Direction: Select the lines below containing the word "name".

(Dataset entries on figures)
--- begin ---

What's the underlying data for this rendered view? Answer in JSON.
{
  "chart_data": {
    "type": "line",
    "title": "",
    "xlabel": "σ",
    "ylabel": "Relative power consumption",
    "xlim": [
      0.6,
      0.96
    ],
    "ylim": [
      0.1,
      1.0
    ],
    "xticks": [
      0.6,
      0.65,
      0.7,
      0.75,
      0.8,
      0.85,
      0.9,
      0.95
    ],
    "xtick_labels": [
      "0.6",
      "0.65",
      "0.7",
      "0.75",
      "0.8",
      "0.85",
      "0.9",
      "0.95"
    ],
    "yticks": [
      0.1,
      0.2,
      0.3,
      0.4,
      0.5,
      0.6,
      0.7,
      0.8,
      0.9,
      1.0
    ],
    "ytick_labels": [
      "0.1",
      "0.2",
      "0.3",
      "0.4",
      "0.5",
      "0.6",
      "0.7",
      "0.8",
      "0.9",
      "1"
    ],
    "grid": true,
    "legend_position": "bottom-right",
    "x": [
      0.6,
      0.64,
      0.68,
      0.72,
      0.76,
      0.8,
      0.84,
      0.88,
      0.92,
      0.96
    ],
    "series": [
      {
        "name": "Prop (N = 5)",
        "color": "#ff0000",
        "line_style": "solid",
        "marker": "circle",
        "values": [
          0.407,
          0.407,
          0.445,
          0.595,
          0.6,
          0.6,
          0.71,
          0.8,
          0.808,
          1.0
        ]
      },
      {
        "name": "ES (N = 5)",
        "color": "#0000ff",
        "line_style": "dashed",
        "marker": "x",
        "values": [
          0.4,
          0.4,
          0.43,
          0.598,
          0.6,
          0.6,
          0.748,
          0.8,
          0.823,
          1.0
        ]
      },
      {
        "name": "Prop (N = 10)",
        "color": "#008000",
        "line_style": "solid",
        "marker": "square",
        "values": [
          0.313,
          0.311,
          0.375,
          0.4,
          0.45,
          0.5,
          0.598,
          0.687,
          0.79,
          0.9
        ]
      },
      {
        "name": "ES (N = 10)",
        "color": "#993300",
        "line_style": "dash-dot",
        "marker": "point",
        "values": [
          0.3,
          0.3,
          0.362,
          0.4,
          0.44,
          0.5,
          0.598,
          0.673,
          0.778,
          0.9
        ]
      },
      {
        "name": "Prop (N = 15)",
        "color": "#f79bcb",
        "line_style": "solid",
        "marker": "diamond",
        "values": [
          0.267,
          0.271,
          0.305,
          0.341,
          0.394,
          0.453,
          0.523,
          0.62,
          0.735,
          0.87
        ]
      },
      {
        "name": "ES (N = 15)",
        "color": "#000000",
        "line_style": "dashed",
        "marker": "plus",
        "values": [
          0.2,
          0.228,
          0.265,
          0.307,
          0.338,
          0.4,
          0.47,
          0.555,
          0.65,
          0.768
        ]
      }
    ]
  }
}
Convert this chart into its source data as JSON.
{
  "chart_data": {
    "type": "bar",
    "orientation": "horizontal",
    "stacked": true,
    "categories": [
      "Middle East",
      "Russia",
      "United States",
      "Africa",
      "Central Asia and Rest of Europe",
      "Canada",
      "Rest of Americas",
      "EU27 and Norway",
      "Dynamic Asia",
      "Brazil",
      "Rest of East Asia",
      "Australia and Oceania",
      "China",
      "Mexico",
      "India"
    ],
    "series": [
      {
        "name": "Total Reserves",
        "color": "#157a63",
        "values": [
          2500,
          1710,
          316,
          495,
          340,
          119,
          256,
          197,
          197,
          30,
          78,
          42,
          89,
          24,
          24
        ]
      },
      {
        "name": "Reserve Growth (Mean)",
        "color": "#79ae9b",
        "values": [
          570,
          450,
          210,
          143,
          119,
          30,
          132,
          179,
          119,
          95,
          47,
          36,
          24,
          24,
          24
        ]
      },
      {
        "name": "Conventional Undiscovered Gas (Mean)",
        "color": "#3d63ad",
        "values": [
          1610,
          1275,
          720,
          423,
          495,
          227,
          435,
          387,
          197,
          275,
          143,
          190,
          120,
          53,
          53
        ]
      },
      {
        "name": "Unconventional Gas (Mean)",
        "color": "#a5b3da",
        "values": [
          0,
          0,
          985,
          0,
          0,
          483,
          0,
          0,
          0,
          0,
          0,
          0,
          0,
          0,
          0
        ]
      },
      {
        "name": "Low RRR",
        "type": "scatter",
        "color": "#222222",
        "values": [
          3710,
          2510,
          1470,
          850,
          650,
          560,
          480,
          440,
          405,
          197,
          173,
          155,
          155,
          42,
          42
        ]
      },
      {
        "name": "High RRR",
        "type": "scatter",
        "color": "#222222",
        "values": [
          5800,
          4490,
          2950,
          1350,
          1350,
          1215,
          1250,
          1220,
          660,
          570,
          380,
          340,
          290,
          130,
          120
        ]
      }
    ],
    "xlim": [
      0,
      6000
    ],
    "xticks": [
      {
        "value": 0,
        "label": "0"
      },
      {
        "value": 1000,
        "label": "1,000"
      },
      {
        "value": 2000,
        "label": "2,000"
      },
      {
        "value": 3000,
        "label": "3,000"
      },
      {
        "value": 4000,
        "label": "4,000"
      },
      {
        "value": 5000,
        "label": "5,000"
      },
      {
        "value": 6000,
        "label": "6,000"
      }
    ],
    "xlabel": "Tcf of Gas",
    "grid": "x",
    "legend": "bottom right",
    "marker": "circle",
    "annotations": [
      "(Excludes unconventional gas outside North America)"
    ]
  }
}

--- end ---

Answer to the exercise:
        "name": "Prop (N = 5)",
        "name": "ES (N = 5)",
        "name": "Prop (N = 10)",
        "name": "ES (N = 10)",
        "name": "Prop (N = 15)",
        "name": "ES (N = 15)",
        "name": "Total Reserves",
        "name": "Reserve Growth (Mean)",
        "name": "Conventional Undiscovered Gas (Mean)",
        "name": "Unconventional Gas (Mean)",
        "name": "Low RRR",
        "name": "High RRR",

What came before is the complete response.